» **Stated exercise**: Repeat the material verbatim and drop the pictures.

Collected data
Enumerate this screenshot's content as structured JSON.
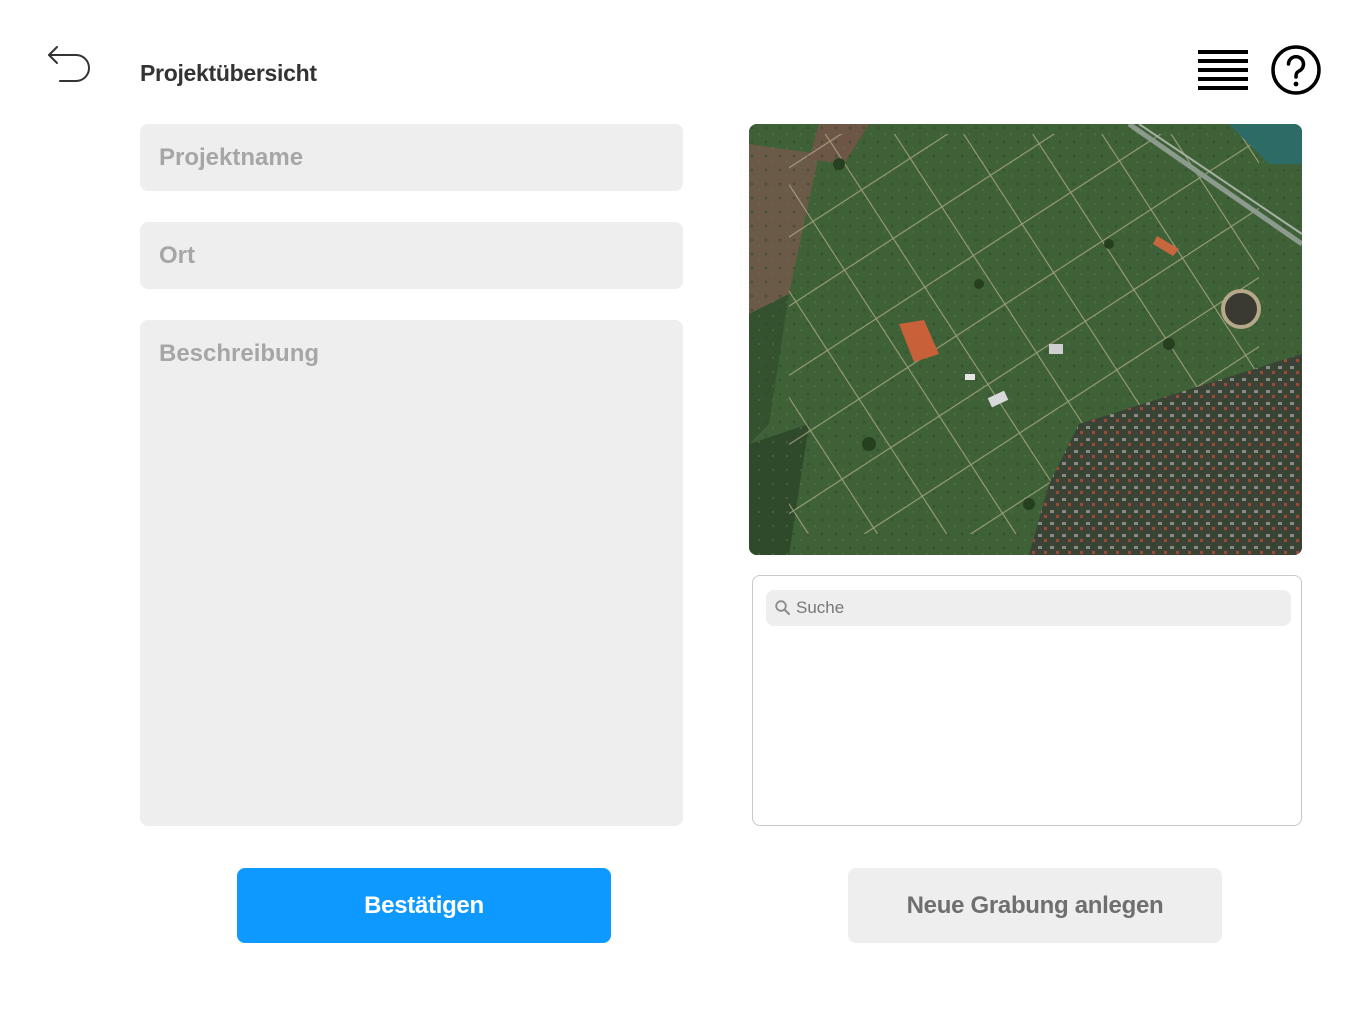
{
  "header": {
    "title": "Projektübersicht",
    "back_icon": "undo-arrow-icon",
    "menu_icon": "hamburger-menu-icon",
    "help_icon": "help-circle-icon"
  },
  "form": {
    "project_name": {
      "value": "",
      "placeholder": "Projektname"
    },
    "location": {
      "value": "",
      "placeholder": "Ort"
    },
    "description": {
      "value": "",
      "placeholder": "Beschreibung"
    }
  },
  "map": {
    "type": "satellite-image"
  },
  "search": {
    "placeholder": "Suche",
    "value": "",
    "icon": "search-icon",
    "results": []
  },
  "actions": {
    "confirm_label": "Bestätigen",
    "new_excavation_label": "Neue Grabung anlegen"
  },
  "colors": {
    "primary": "#0d99ff",
    "field_bg": "#eeeeee",
    "title_text": "#333333",
    "placeholder_text": "#a6a6a6"
  }
}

» **Answer for the task**:
Enumerate this screenshot's content as structured JSON.
{
  "header": {
    "title": "Projektübersicht",
    "back_icon": "undo-arrow-icon",
    "menu_icon": "hamburger-menu-icon",
    "help_icon": "help-circle-icon"
  },
  "form": {
    "project_name": {
      "value": "",
      "placeholder": "Projektname"
    },
    "location": {
      "value": "",
      "placeholder": "Ort"
    },
    "description": {
      "value": "",
      "placeholder": "Beschreibung"
    }
  },
  "map": {
    "type": "satellite-image"
  },
  "search": {
    "placeholder": "Suche",
    "value": "",
    "icon": "search-icon",
    "results": []
  },
  "actions": {
    "confirm_label": "Bestätigen",
    "new_excavation_label": "Neue Grabung anlegen"
  },
  "colors": {
    "primary": "#0d99ff",
    "field_bg": "#eeeeee",
    "title_text": "#333333",
    "placeholder_text": "#a6a6a6"
  }
}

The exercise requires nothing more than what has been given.